WHAT YOU ARE ASKED TO DO: Restate every record exactly as it is written, while omitting the pictures it holds.

MATERIAL PROVIDED:
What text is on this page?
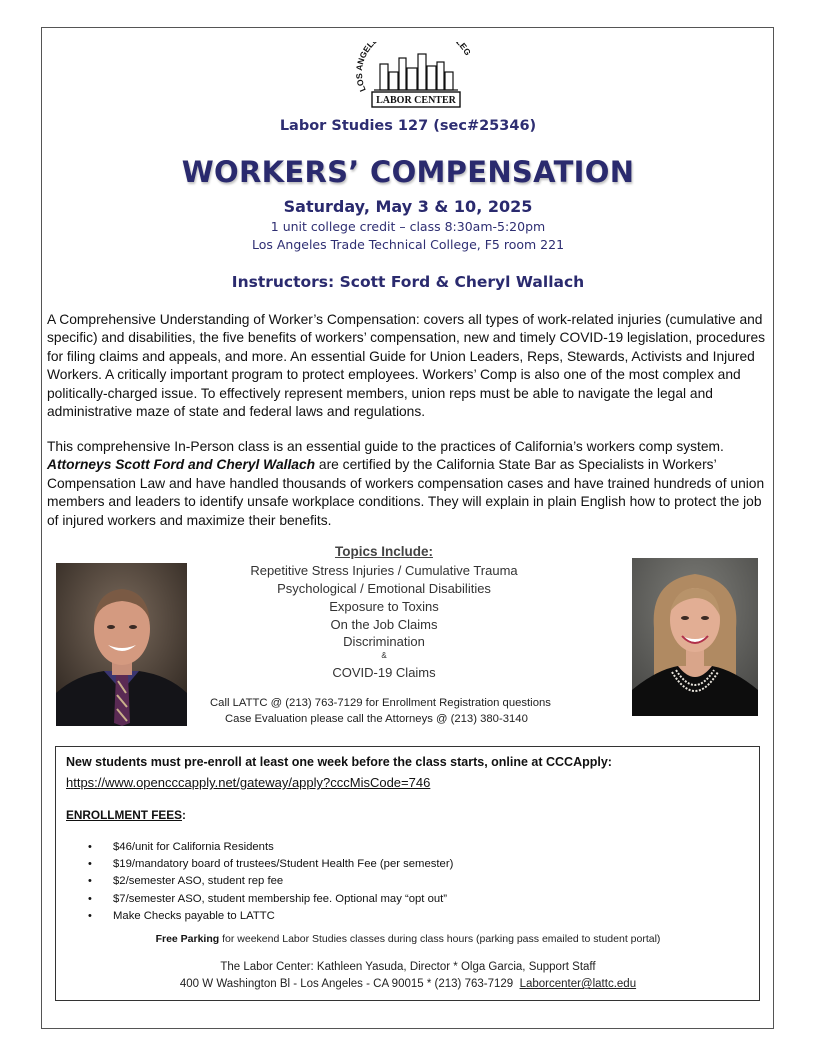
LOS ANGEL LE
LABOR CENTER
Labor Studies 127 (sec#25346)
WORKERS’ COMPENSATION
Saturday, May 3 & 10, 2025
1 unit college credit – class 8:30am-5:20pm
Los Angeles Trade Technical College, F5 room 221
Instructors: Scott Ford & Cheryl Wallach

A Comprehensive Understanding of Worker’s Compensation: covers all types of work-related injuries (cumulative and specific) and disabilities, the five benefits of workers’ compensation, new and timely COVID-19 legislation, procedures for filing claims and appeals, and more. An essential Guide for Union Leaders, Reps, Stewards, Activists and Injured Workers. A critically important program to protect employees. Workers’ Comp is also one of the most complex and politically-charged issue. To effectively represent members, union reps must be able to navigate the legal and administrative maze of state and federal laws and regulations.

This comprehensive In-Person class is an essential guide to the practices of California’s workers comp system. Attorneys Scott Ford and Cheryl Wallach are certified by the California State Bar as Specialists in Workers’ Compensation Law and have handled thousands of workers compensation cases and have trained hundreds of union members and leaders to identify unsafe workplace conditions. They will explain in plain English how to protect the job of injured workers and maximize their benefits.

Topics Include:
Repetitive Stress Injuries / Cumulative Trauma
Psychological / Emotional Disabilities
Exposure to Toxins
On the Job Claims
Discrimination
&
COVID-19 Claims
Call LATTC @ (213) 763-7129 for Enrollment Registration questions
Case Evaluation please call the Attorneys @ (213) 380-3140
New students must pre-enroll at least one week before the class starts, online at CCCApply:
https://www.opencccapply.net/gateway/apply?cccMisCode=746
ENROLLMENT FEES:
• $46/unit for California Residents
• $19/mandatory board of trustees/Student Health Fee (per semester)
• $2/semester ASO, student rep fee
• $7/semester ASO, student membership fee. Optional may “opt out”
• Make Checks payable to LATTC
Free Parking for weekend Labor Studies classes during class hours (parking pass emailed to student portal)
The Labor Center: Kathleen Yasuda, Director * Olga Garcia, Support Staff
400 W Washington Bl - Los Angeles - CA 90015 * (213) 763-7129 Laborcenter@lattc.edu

ANSWER BELOW:
What text is on this page?
LOS ANGEL LE
LABOR CENTER
Labor Studies 127 (sec#25346)
WORKERS’ COMPENSATION
Saturday, May 3 & 10, 2025
1 unit college credit – class 8:30am-5:20pm
Los Angeles Trade Technical College, F5 room 221
Instructors: Scott Ford & Cheryl Wallach

A Comprehensive Understanding of Worker’s Compensation: covers all types of work-related injuries (cumulative and specific) and disabilities, the five benefits of workers’ compensation, new and timely COVID-19 legislation, procedures for filing claims and appeals, and more. An essential Guide for Union Leaders, Reps, Stewards, Activists and Injured Workers. A critically important program to protect employees. Workers’ Comp is also one of the most complex and politically-charged issue. To effectively represent members, union reps must be able to navigate the legal and administrative maze of state and federal laws and regulations.

This comprehensive In-Person class is an essential guide to the practices of California’s workers comp system. Attorneys Scott Ford and Cheryl Wallach are certified by the California State Bar as Specialists in Workers’ Compensation Law and have handled thousands of workers compensation cases and have trained hundreds of union members and leaders to identify unsafe workplace conditions. They will explain in plain English how to protect the job of injured workers and maximize their benefits.

Topics Include:
Repetitive Stress Injuries / Cumulative Trauma
Psychological / Emotional Disabilities
Exposure to Toxins
On the Job Claims
Discrimination
&
COVID-19 Claims
Call LATTC @ (213) 763-7129 for Enrollment Registration questions
Case Evaluation please call the Attorneys @ (213) 380-3140
New students must pre-enroll at least one week before the class starts, online at CCCApply:
https://www.opencccapply.net/gateway/apply?cccMisCode=746
ENROLLMENT FEES:
• $46/unit for California Residents
• $19/mandatory board of trustees/Student Health Fee (per semester)
• $2/semester ASO, student rep fee
• $7/semester ASO, student membership fee. Optional may “opt out”
• Make Checks payable to LATTC
Free Parking for weekend Labor Studies classes during class hours (parking pass emailed to student portal)
The Labor Center: Kathleen Yasuda, Director * Olga Garcia, Support Staff
400 W Washington Bl - Los Angeles - CA 90015 * (213) 763-7129 Laborcenter@lattc.edu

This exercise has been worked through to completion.